• **Information provided**:
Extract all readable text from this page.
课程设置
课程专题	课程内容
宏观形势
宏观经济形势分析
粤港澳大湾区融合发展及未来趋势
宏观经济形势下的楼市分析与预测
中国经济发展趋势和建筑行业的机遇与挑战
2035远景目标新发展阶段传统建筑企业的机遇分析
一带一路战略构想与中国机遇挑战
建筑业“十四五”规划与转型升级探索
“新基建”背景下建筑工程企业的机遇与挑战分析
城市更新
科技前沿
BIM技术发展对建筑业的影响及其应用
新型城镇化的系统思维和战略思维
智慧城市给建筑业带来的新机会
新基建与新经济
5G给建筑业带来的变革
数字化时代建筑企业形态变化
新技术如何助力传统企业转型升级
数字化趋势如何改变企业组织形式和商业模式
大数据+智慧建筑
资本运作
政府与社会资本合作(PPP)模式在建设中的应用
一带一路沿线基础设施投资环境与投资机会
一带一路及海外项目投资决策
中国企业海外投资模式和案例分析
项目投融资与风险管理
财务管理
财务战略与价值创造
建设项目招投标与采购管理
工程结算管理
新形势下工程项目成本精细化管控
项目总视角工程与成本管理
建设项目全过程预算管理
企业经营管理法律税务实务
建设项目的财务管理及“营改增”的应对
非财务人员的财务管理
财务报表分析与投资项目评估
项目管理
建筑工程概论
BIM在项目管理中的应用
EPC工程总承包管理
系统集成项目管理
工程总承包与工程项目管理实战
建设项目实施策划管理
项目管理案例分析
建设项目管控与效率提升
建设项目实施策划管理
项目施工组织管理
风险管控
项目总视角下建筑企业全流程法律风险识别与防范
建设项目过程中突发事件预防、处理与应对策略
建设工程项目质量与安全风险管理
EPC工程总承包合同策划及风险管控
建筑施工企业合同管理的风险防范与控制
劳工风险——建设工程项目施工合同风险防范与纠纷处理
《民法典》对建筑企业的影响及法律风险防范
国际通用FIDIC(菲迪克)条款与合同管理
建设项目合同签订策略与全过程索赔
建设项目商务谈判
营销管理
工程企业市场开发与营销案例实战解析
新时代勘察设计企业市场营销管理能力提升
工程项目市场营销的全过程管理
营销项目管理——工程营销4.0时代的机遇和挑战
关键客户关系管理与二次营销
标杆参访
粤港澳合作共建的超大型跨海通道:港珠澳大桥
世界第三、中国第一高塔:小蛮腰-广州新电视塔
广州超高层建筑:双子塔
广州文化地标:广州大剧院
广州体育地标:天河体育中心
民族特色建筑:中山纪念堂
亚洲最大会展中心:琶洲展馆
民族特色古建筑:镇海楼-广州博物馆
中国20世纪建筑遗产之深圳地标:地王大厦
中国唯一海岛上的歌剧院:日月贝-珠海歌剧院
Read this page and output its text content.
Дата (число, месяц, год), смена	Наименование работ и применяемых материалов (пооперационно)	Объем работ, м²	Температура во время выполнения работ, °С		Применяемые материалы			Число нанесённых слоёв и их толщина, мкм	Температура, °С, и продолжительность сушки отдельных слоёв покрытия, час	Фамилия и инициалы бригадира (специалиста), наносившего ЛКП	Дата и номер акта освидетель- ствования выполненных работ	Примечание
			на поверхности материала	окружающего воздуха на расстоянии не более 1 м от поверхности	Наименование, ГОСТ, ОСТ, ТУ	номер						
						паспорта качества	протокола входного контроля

• **Brief**:
Show every line above in which the word "text" occurs.

• **Problem solution**:
Extract all readable text from this page.
Read this page and output its text content.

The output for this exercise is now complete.